Stored records

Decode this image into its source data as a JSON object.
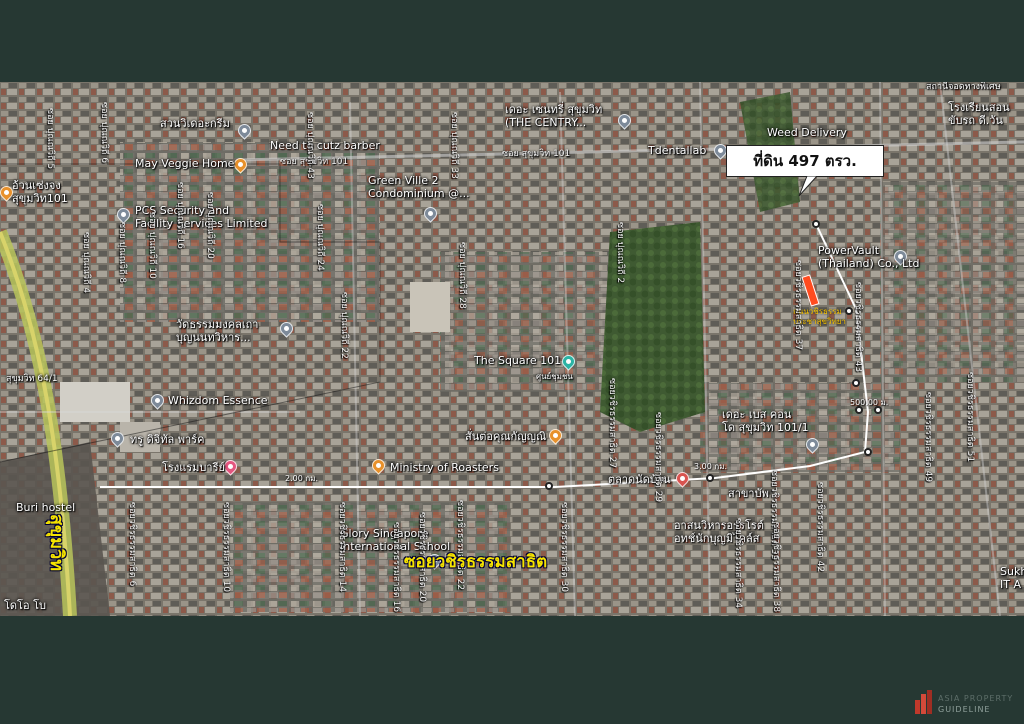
{
  "callout": {
    "text": "ที่ดิน 497 ตรว."
  },
  "road_title": "ซอยวชิรธรรมสาธิต",
  "main_road": "สุขุมวิท",
  "site_label": [
    "ถนนวชิรธรรม",
    "ประชาสุขวิทยา"
  ],
  "distances": {
    "d1": "2.00 กม.",
    "d2": "3.00 กม.",
    "d3": "500.00 ม."
  },
  "pois": [
    {
      "id": "weed-delivery",
      "label": "Weed Delivery",
      "pin": "none"
    },
    {
      "id": "tdentallab",
      "label": "Tdentallab",
      "pin": "gray"
    },
    {
      "id": "powervault",
      "label": "PowerVault\n(Thailand) Co., Ltd",
      "pin": "gray"
    },
    {
      "id": "the-centry",
      "label": "เดอะ เซนทรี่ สุขุมวิท\n(THE CENTRY...",
      "pin": "gray"
    },
    {
      "id": "need-to-cutz",
      "label": "Need to cutz barber",
      "pin": "gray"
    },
    {
      "id": "may-veggie",
      "label": "May Veggie Home",
      "pin": "orange"
    },
    {
      "id": "pcs-security",
      "label": "PCS Security and\nFacility Services Limited",
      "pin": "gray"
    },
    {
      "id": "green-ville",
      "label": "Green Ville 2\nCondominium @...",
      "pin": "gray"
    },
    {
      "id": "the-square",
      "label": "The Square 101",
      "pin": "teal"
    },
    {
      "id": "the-square-th",
      "label": "ศูนย์ชุมชน",
      "pin": "none"
    },
    {
      "id": "wat-dhamma",
      "label": "วัดธรรมมงคลเถา\nบุญนนทวิหาร...",
      "pin": "gray"
    },
    {
      "id": "whizdom",
      "label": "Whizdom Essence",
      "pin": "gray"
    },
    {
      "id": "true-digital",
      "label": "ทรู ดิจิทัล พาร์ค",
      "pin": "gray"
    },
    {
      "id": "hotel",
      "label": "โรงแรมบารีย์",
      "pin": "pink"
    },
    {
      "id": "ministry-roasters",
      "label": "Ministry of Roasters",
      "pin": "orange"
    },
    {
      "id": "sam-pun",
      "label": "สั่นต่อคุณกัญญณิ",
      "pin": "orange"
    },
    {
      "id": "market",
      "label": "ตลาดนัดบ้าน",
      "pin": "red"
    },
    {
      "id": "the-base",
      "label": "เดอะ เบส คอน\nโด สุขุมวิท 101/1",
      "pin": "gray"
    },
    {
      "id": "buri-hostel",
      "label": "Buri hostel",
      "pin": "none"
    },
    {
      "id": "glory-singapore",
      "label": "Glory Singapore\nInternational School",
      "pin": "gray"
    },
    {
      "id": "church",
      "label": "อาสนวิหารอรรโรต์\nอทช์นักบุญมิไคล์ส",
      "pin": "none"
    },
    {
      "id": "sathorn",
      "label": "สาขาบัพ",
      "pin": "none"
    },
    {
      "id": "school-top-right",
      "label": "โรงเรียนสอน\nขับรถ ดี.วัน",
      "pin": "none"
    },
    {
      "id": "top-right-label",
      "label": "สถานีจอดทางพิเศษ",
      "pin": "none"
    },
    {
      "id": "left-top",
      "label": "อ้วนเซ่งจง\nสุขุมวิท101",
      "pin": "orange"
    },
    {
      "id": "left-sukhumvit",
      "label": "สุขุมวิท 64/1",
      "pin": "none"
    },
    {
      "id": "left-bottom",
      "label": "โดโอ โบ",
      "pin": "none"
    },
    {
      "id": "sukh-right",
      "label": "Sukh\nIT A",
      "pin": "none"
    },
    {
      "id": "kondo-green",
      "label": "สวนวิเดอะกรีม",
      "pin": "none"
    }
  ],
  "streets": [
    "ซอย สุขุมวิท 101",
    "ซอย ปุณณวิถี 43",
    "ซอย ปุณณวิถี 24",
    "ซอย ปุณณวิถี 28",
    "ซอย ปุณณวิถี 33",
    "ซอย ปุณณวิถี 2",
    "ซอย ปุณณวิถี 22",
    "ซอยวชิรธรรมสาธิต 37",
    "ซอยวชิรธรรมสาธิต 43",
    "ซอยวชิรธรรมสาธิต 29",
    "ซอยวชิรธรรมสาธิต 27",
    "ซอยวชิรธรรมสาธิต 51",
    "ซอยวชิรธรรมสาธิต 49",
    "ซอยวชิรธรรมสาธิต 35",
    "ซอยวชิรธรรมสาธิต 42",
    "ซอยวชิรธรรมสาธิต 34",
    "ซอยวชิรธรรมสาธิต 38",
    "ซอยวชิรธรรมสาธิต 30",
    "ซอยวชิรธรรมสาธิต 22",
    "ซอยวชิรธรรมสาธิต 20",
    "ซอยวชิรธรรมสาธิต 16",
    "ซอยวชิรธรรมสาธิต 14",
    "ซอยวชิรธรรมสาธิต 10",
    "ซอยวชิรธรรมสาธิต 6",
    "ซอย ปุณณวิถี 20",
    "ซอย ปุณณวิถี 16",
    "ซอย ปุณณวิถี 10",
    "ซอย ปุณณวิถี 8",
    "ซอย ปุณณวิถี 4",
    "ซอย ปุณณวิถี 6",
    "ซอย ปุณณวิถี 5"
  ],
  "watermark": {
    "line1": "ASIA PROPERTY",
    "line2": "GUIDELINE"
  },
  "colors": {
    "frame": "#263833",
    "road_title": "#f5e300",
    "plot": "#ff4b1f"
  }
}
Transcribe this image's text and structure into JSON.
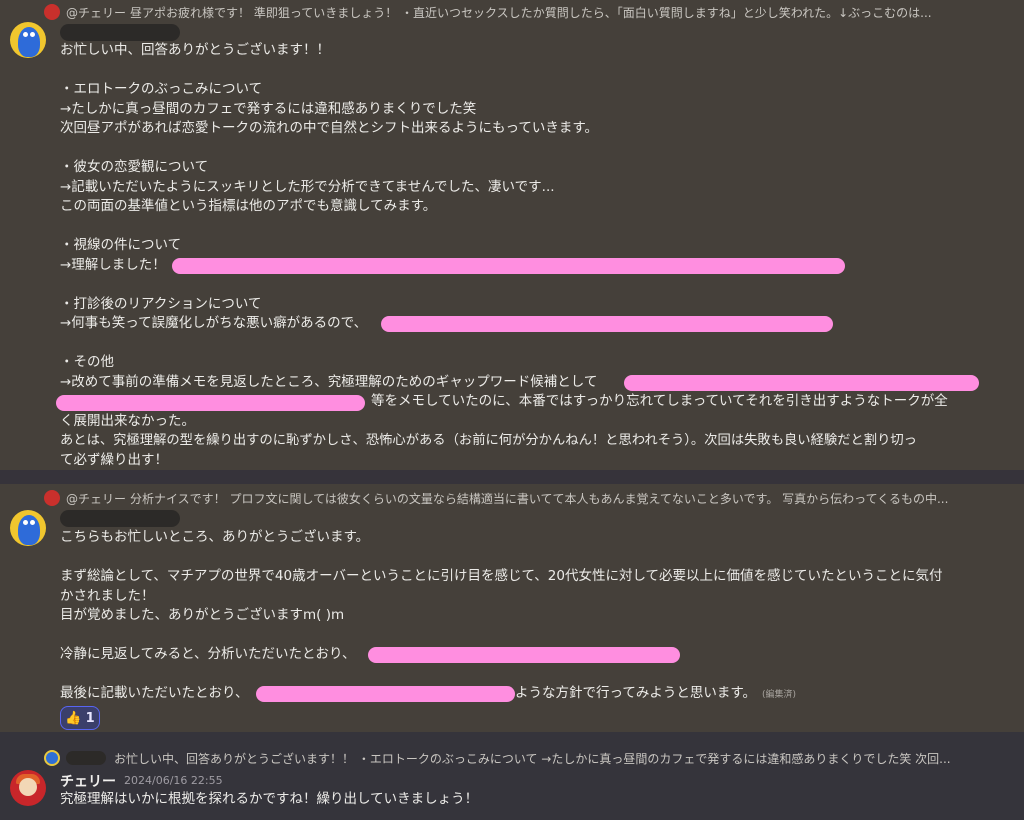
{
  "message1": {
    "reply_mention": "@チェリー",
    "reply_text": "昼アポお疲れ様です！ 準即狙っていきましょう！ ・直近いつセックスしたか質問したら、「面白い質問しますね」と少し笑われた。↓ぶっこむのは...",
    "lines": [
      "お忙しい中、回答ありがとうございます！！",
      "",
      "・エロトークのぶっこみについて",
      "→たしかに真っ昼間のカフェで発するには違和感ありまくりでした笑",
      "次回昼アポがあれば恋愛トークの流れの中で自然とシフト出来るようにもっていきます。",
      "",
      "・彼女の恋愛観について",
      "→記載いただいたようにスッキリとした形で分析できてませんでした、凄いです...",
      "この両面の基準値という指標は他のアポでも意識してみます。",
      "",
      "・視線の件について",
      "→理解しました！",
      "",
      "・打診後のリアクションについて",
      "→何事も笑って誤魔化しがちな悪い癖があるので、",
      "",
      "・その他",
      "→改めて事前の準備メモを見返したところ、究極理解のためのギャップワード候補として",
      "等をメモしていたのに、本番ではすっかり忘れてしまっていてそれを引き出すようなトークが全",
      "く展開出来なかった。",
      "あとは、究極理解の型を繰り出すのに恥ずかしさ、恐怖心がある（お前に何が分かんねん！と思われそう）。次回は失敗も良い経験だと割り切っ",
      "て必ず繰り出す！"
    ]
  },
  "message2": {
    "reply_mention": "@チェリー",
    "reply_text": "分析ナイスです！ プロフ文に関しては彼女くらいの文量なら結構適当に書いてて本人もあんま覚えてないこと多いです。 写真から伝わってくるもの中...",
    "lines": [
      "こちらもお忙しいところ、ありがとうございます。",
      "",
      "まず総論として、マチアプの世界で40歳オーバーということに引け目を感じて、20代女性に対して必要以上に価値を感じていたということに気付",
      "かされました！",
      "目が覚めました、ありがとうございますm( )m",
      "",
      "冷静に見返してみると、分析いただいたとおり、",
      "",
      "最後に記載いただいたとおり、",
      "ような方針で行ってみようと思います。"
    ],
    "edited_label": "(編集済)",
    "reaction_emoji": "👍",
    "reaction_count": "1"
  },
  "message3": {
    "reply_text": "お忙しい中、回答ありがとうございます！！ ・エロトークのぶっこみについて →たしかに真っ昼間のカフェで発するには違和感ありまくりでした笑 次回...",
    "author": "チェリー",
    "timestamp": "2024/06/16 22:55",
    "content": "究極理解はいかに根拠を探れるかですね！繰り出していきましょう！"
  },
  "colors": {
    "accent_highlight": "#ff8ee0",
    "reaction_border": "#5865f2"
  }
}
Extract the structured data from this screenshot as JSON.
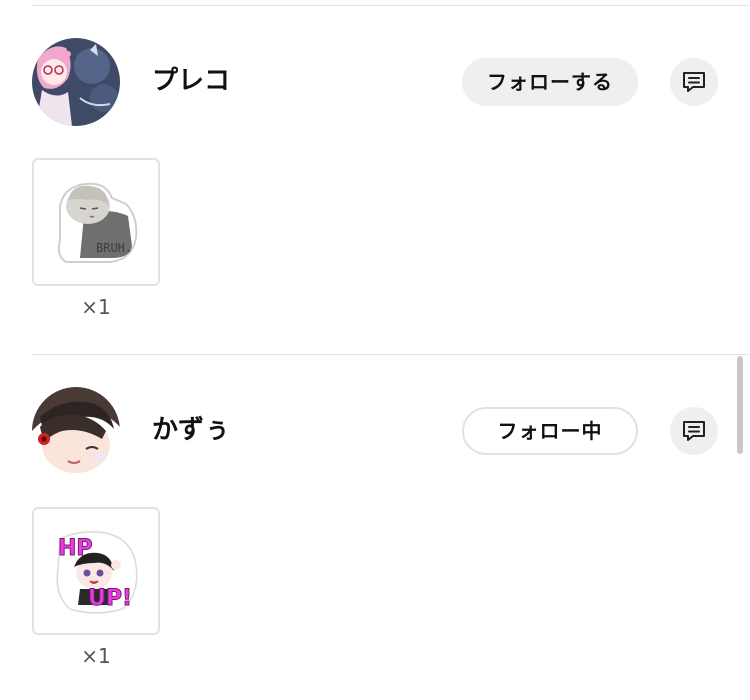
{
  "users": [
    {
      "name": "プレコ",
      "follow_label": "フォローする",
      "follow_state": "not-following",
      "sticker_count": "×1",
      "sticker_icon": "bruh-sticker"
    },
    {
      "name": "かずぅ",
      "follow_label": "フォロー中",
      "follow_state": "following",
      "sticker_count": "×1",
      "sticker_icon": "hp-up-sticker"
    }
  ],
  "icons": {
    "message": "message-icon"
  },
  "colors": {
    "button_bg": "#efefef",
    "border": "#e2e2e2",
    "divider": "#e4e4e4",
    "muted_text": "#555555",
    "sticker_magenta": "#e83be0"
  }
}
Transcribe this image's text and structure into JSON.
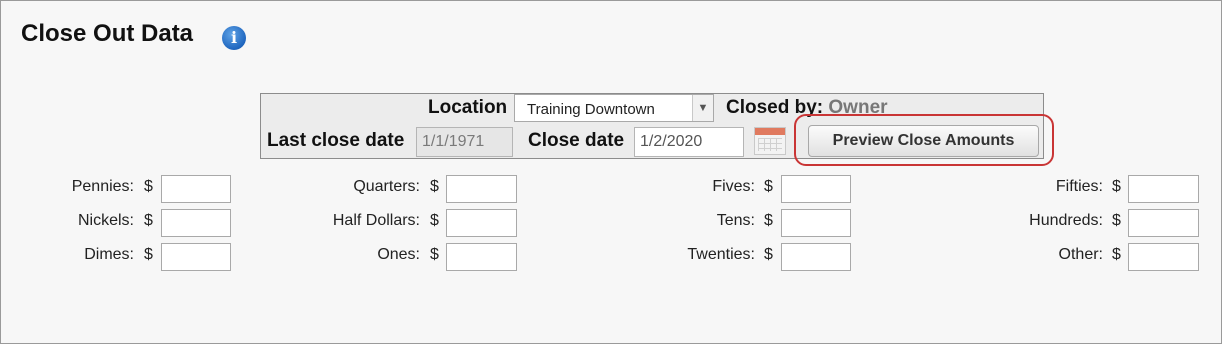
{
  "header": {
    "title": "Close Out Data",
    "info_icon": "info-icon"
  },
  "panel": {
    "location_label": "Location",
    "location_value": "Training Downtown",
    "closed_by_label": "Closed by:",
    "closed_by_value": "Owner",
    "last_close_label": "Last close date",
    "last_close_value": "1/1/1971",
    "close_date_label": "Close date",
    "close_date_value": "1/2/2020",
    "preview_label": "Preview Close Amounts",
    "highlight_color": "#c93535"
  },
  "currency_symbol": "$",
  "denominations": {
    "pennies": "Pennies:",
    "nickels": "Nickels:",
    "dimes": "Dimes:",
    "quarters": "Quarters:",
    "half_dollars": "Half Dollars:",
    "ones": "Ones:",
    "fives": "Fives:",
    "tens": "Tens:",
    "twenties": "Twenties:",
    "fifties": "Fifties:",
    "hundreds": "Hundreds:",
    "other": "Other:"
  }
}
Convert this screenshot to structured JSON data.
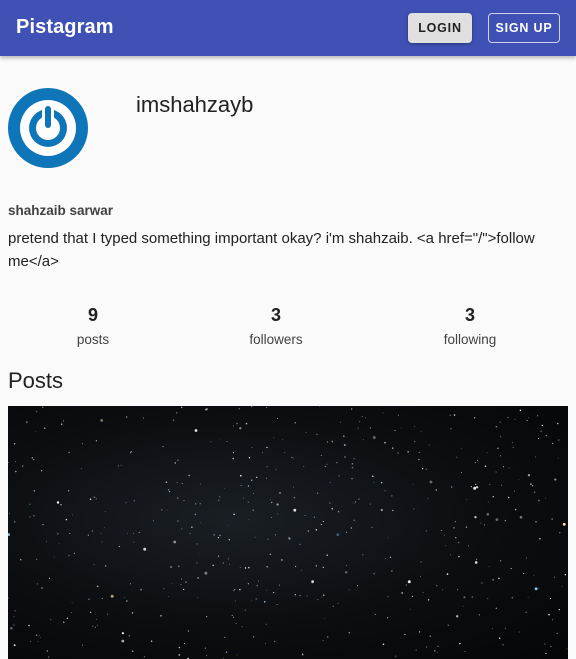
{
  "appbar": {
    "title": "Pistagram",
    "login_label": "LOGIN",
    "signup_label": "SIGN UP"
  },
  "profile": {
    "avatar_icon": "power-icon",
    "username": "imshahzayb",
    "full_name": "shahzaib sarwar",
    "bio": "pretend that I typed something important okay? i'm shahzaib. <a href=\"/\">follow me</a>"
  },
  "stats": [
    {
      "value": "9",
      "label": "posts"
    },
    {
      "value": "3",
      "label": "followers"
    },
    {
      "value": "3",
      "label": "following"
    }
  ],
  "posts": {
    "heading": "Posts",
    "items": [
      {
        "alt_icon": "starry-night-image"
      }
    ]
  },
  "colors": {
    "appbar": "#3f51b5",
    "avatar_blue": "#0e75b8",
    "login_bg": "#e0e0e0"
  }
}
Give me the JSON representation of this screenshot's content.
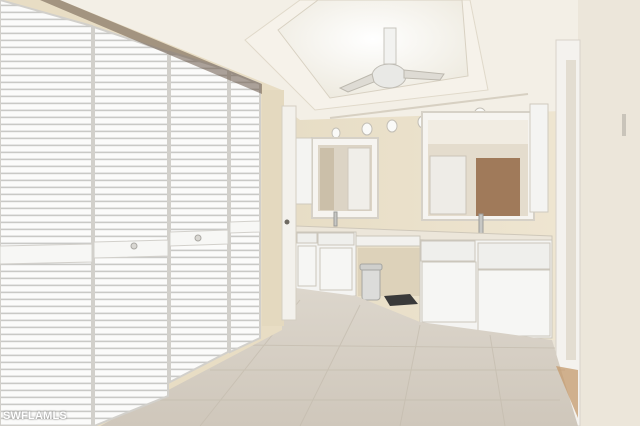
{
  "photo": {
    "subject": "bathroom",
    "watermark": "SWFLAMLS"
  },
  "colors": {
    "wall": "#e8dcc0",
    "ceiling": "#f3efe6",
    "cabinet": "#f4f4f2",
    "floor": "#d8d0c4",
    "louver_door": "#fbfbfa",
    "counter": "#ece6da"
  },
  "icons": [
    "ceiling-fan-icon",
    "track-light-icon",
    "trash-can-icon",
    "floor-scale-icon"
  ]
}
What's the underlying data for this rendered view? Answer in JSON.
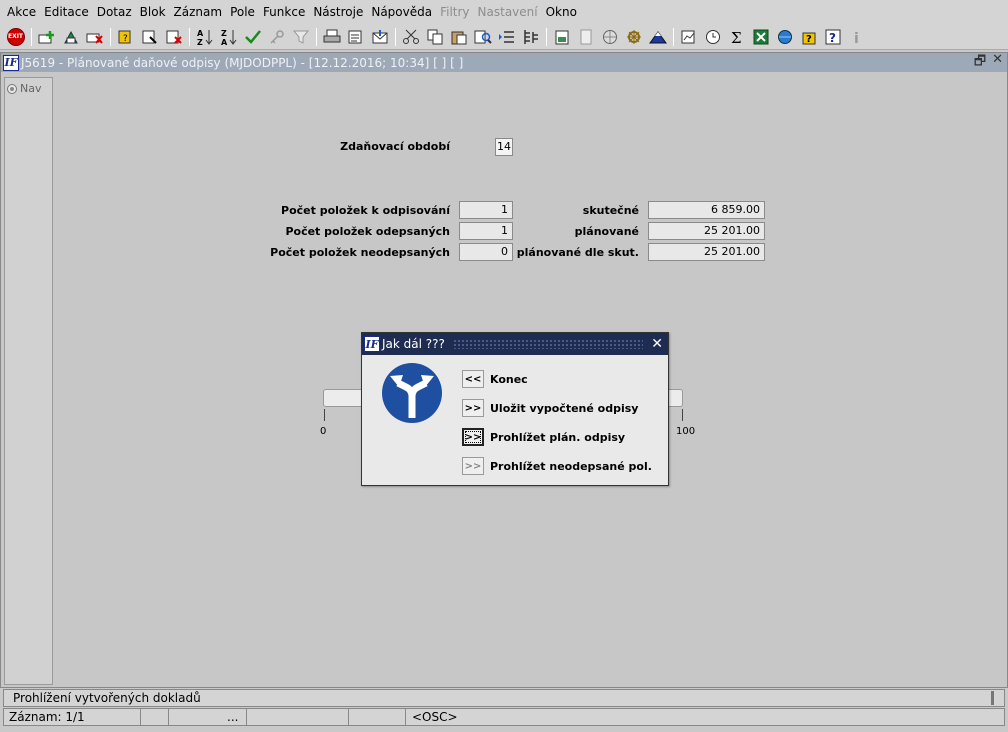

> **PROBLEM TO SOLVE**: Gather up the lines containing the word "left" from these records and copy them.

> **TASK SOLUTION**:
      "id": "left-top",
      "id": "left-sukhumvit",
      "id": "left-bottom",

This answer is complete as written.